▶ **GIVEN EXERCISE**:
Reply with one number: how many lines contain the word "신청하는".

▶ **Extracted records**:

━━━━━━━━

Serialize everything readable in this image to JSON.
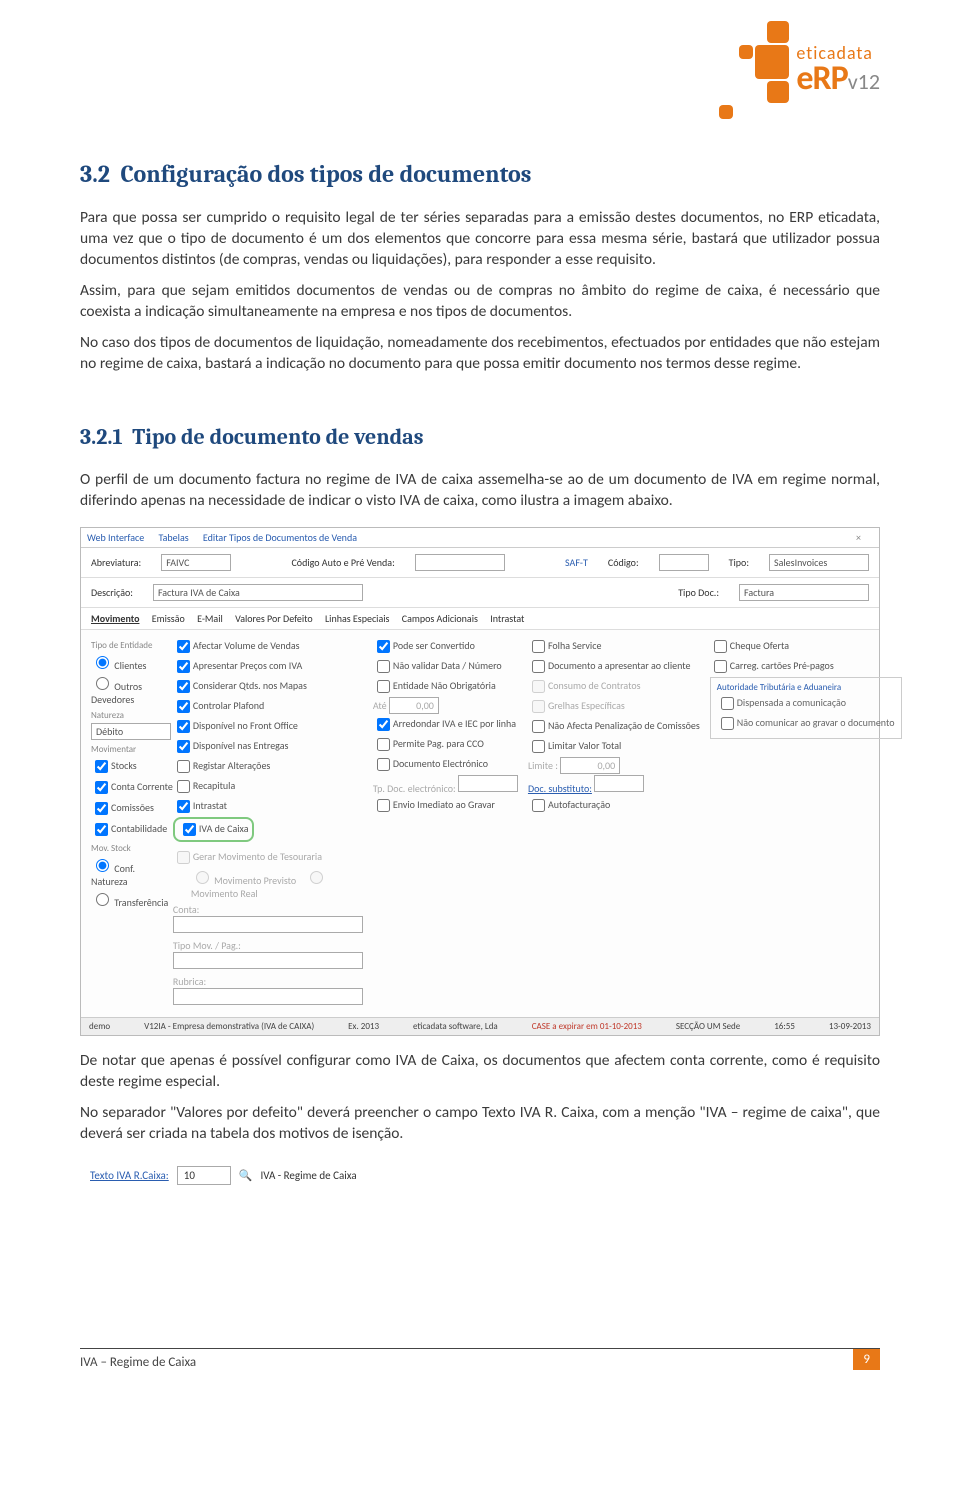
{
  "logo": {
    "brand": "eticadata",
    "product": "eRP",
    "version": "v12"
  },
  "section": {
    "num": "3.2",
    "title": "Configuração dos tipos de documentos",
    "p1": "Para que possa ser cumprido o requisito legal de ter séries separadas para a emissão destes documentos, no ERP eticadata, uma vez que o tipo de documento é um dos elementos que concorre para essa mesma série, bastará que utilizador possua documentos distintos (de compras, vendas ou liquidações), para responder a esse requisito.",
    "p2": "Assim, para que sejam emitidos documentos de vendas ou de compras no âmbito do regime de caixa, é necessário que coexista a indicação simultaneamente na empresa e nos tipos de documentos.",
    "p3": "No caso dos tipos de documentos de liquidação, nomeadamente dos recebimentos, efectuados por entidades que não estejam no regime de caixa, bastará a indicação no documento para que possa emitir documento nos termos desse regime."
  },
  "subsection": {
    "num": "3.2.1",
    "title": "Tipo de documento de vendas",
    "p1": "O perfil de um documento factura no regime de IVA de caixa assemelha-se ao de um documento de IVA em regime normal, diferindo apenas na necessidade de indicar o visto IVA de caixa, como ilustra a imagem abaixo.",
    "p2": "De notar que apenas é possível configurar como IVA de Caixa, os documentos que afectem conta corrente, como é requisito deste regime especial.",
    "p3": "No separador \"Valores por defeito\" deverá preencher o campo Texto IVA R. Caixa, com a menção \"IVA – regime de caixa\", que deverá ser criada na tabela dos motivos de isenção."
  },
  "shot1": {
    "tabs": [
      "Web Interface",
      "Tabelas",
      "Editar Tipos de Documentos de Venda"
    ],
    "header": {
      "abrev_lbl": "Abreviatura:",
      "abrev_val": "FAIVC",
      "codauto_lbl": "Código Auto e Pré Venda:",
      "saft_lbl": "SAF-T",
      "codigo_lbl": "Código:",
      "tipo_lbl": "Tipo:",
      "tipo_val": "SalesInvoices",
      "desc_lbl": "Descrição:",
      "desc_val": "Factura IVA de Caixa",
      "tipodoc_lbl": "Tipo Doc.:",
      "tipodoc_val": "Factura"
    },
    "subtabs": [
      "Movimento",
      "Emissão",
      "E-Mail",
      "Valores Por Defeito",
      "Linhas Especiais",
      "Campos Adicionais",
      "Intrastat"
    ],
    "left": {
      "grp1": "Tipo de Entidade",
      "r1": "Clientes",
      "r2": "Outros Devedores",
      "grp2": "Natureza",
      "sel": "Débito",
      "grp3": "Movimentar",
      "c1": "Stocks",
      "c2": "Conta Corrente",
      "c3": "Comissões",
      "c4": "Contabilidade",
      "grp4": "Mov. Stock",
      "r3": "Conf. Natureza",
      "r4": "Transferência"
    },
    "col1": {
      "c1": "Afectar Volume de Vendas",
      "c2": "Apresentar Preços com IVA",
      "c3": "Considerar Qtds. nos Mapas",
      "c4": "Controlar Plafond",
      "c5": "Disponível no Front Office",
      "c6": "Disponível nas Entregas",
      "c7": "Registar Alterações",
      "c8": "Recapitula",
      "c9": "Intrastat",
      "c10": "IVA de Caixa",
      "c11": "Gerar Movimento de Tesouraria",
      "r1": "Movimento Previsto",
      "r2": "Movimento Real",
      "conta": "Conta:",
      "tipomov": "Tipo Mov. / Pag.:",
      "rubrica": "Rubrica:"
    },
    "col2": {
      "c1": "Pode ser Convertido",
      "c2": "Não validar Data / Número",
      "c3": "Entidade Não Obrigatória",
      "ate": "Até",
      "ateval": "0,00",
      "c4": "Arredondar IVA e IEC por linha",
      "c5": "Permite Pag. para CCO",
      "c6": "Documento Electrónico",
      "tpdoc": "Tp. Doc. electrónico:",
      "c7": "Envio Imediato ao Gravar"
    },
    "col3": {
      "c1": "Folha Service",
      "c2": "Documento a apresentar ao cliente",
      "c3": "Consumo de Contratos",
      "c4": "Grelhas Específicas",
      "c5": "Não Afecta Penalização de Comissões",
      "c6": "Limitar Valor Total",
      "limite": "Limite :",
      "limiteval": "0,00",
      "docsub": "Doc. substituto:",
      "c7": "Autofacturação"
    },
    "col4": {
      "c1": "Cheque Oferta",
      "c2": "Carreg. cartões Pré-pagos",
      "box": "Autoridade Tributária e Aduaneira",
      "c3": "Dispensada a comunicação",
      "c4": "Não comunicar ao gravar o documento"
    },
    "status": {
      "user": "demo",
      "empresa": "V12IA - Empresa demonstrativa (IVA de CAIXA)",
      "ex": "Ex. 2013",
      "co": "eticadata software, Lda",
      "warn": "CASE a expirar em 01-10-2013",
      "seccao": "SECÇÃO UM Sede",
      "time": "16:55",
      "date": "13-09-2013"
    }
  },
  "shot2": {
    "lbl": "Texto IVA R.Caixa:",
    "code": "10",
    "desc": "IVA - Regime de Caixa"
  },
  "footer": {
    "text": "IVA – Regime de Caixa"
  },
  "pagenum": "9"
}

━━━━━━━━

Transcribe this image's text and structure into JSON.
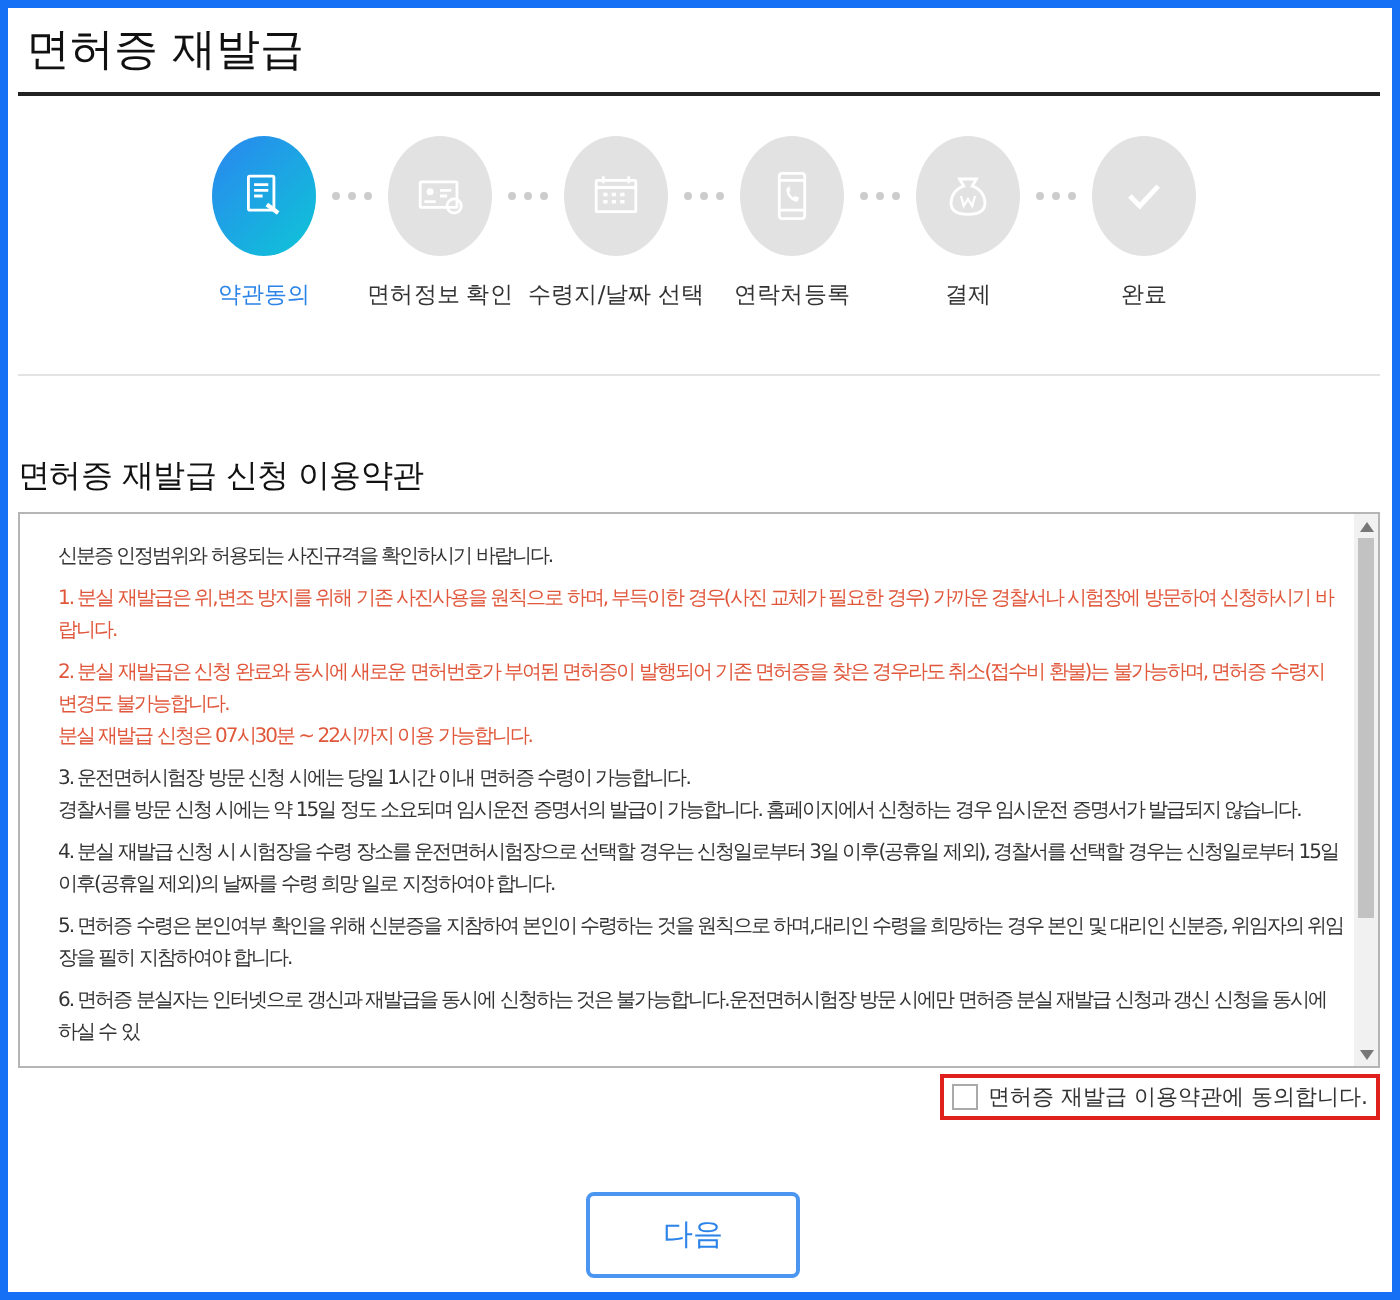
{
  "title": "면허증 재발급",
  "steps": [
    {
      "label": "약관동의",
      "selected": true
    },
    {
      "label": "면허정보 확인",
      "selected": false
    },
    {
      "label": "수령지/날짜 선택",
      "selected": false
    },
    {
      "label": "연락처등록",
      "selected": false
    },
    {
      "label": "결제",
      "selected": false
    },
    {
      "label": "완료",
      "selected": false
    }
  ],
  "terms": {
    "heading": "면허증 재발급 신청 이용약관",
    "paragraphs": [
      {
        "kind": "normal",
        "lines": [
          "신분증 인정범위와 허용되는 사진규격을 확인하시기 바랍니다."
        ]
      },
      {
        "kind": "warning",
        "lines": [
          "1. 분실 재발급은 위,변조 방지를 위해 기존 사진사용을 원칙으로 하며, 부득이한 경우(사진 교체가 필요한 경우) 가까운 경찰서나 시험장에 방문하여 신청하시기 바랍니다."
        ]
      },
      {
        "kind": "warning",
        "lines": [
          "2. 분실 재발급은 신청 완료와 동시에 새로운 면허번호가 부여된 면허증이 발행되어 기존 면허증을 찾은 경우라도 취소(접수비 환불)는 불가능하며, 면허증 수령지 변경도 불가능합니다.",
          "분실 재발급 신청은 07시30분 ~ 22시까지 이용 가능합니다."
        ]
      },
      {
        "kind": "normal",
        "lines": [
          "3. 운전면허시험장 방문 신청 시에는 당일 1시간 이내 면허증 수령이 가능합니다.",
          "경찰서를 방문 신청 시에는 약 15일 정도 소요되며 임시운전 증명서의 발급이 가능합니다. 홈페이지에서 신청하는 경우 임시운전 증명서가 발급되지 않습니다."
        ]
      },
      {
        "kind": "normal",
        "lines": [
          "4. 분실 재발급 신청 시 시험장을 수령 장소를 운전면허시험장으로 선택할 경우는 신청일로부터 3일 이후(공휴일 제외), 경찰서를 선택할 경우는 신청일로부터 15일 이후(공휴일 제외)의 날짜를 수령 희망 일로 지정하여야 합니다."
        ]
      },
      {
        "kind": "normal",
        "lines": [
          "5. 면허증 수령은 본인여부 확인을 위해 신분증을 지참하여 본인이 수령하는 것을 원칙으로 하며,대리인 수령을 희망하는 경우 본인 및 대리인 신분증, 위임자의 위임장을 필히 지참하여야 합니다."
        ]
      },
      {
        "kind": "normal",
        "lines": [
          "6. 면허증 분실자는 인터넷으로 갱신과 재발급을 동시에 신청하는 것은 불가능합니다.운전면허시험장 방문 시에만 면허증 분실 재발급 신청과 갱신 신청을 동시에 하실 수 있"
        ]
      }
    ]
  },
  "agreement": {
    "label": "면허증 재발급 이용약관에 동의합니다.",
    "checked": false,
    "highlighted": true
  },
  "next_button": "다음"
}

━━━━━━━━

▶ **FINISHED EXERCISE**:
2